→ TASK OBJECTIVE
Please output the lines shown below exactly as they appear.

# # #

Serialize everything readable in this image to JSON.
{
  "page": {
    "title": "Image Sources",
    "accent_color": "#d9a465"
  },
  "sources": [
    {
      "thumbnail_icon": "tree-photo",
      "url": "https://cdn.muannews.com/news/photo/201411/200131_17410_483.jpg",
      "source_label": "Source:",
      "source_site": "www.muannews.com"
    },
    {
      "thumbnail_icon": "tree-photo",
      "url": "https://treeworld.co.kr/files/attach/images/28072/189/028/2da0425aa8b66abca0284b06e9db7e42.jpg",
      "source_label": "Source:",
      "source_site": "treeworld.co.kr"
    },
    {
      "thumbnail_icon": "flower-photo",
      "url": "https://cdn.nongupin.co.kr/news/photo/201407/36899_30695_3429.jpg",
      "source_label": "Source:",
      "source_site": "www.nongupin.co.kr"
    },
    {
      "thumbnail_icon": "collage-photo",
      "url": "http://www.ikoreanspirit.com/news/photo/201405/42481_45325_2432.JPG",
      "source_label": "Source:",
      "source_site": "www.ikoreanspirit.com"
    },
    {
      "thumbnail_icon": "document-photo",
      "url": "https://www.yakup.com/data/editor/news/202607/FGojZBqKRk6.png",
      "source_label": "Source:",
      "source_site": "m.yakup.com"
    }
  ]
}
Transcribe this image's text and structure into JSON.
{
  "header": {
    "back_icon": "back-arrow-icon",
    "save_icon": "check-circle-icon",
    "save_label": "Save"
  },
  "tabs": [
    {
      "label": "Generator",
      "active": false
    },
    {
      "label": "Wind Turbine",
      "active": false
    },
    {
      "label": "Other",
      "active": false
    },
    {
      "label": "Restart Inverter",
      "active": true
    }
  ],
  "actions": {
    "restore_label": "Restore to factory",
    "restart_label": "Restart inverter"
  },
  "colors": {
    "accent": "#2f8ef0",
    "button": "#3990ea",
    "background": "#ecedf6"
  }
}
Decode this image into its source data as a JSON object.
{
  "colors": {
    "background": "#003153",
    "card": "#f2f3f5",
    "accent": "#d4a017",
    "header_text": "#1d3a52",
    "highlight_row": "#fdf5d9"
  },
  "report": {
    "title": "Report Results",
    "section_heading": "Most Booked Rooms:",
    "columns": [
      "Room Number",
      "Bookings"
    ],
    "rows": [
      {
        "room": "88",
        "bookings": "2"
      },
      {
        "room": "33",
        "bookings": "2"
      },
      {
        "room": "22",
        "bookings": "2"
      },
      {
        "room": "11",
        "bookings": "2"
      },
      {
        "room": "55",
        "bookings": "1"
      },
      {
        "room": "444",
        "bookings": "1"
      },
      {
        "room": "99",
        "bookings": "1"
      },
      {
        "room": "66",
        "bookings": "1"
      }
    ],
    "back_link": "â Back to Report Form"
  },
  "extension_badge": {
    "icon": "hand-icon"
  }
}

# # #

→ RESULT FOR THIS TASK
Serialize everything readable in this image to JSON.
{
  "page": {
    "title": "Image Sources",
    "accent_color": "#d9a465"
  },
  "sources": [
    {
      "thumbnail_icon": "tree-photo",
      "url": "https://cdn.muannews.com/news/photo/201411/200131_17410_483.jpg",
      "source_label": "Source:",
      "source_site": "www.muannews.com"
    },
    {
      "thumbnail_icon": "tree-photo",
      "url": "https://treeworld.co.kr/files/attach/images/28072/189/028/2da0425aa8b66abca0284b06e9db7e42.jpg",
      "source_label": "Source:",
      "source_site": "treeworld.co.kr"
    },
    {
      "thumbnail_icon": "flower-photo",
      "url": "https://cdn.nongupin.co.kr/news/photo/201407/36899_30695_3429.jpg",
      "source_label": "Source:",
      "source_site": "www.nongupin.co.kr"
    },
    {
      "thumbnail_icon": "collage-photo",
      "url": "http://www.ikoreanspirit.com/news/photo/201405/42481_45325_2432.JPG",
      "source_label": "Source:",
      "source_site": "www.ikoreanspirit.com"
    },
    {
      "thumbnail_icon": "document-photo",
      "url": "https://www.yakup.com/data/editor/news/202607/FGojZBqKRk6.png",
      "source_label": "Source:",
      "source_site": "m.yakup.com"
    }
  ]
}
Transcribe this image's text and structure into JSON.
{
  "header": {
    "back_icon": "back-arrow-icon",
    "save_icon": "check-circle-icon",
    "save_label": "Save"
  },
  "tabs": [
    {
      "label": "Generator",
      "active": false
    },
    {
      "label": "Wind Turbine",
      "active": false
    },
    {
      "label": "Other",
      "active": false
    },
    {
      "label": "Restart Inverter",
      "active": true
    }
  ],
  "actions": {
    "restore_label": "Restore to factory",
    "restart_label": "Restart inverter"
  },
  "colors": {
    "accent": "#2f8ef0",
    "button": "#3990ea",
    "background": "#ecedf6"
  }
}
Decode this image into its source data as a JSON object.
{
  "colors": {
    "background": "#003153",
    "card": "#f2f3f5",
    "accent": "#d4a017",
    "header_text": "#1d3a52",
    "highlight_row": "#fdf5d9"
  },
  "report": {
    "title": "Report Results",
    "section_heading": "Most Booked Rooms:",
    "columns": [
      "Room Number",
      "Bookings"
    ],
    "rows": [
      {
        "room": "88",
        "bookings": "2"
      },
      {
        "room": "33",
        "bookings": "2"
      },
      {
        "room": "22",
        "bookings": "2"
      },
      {
        "room": "11",
        "bookings": "2"
      },
      {
        "room": "55",
        "bookings": "1"
      },
      {
        "room": "444",
        "bookings": "1"
      },
      {
        "room": "99",
        "bookings": "1"
      },
      {
        "room": "66",
        "bookings": "1"
      }
    ],
    "back_link": "â Back to Report Form"
  },
  "extension_badge": {
    "icon": "hand-icon"
  }
}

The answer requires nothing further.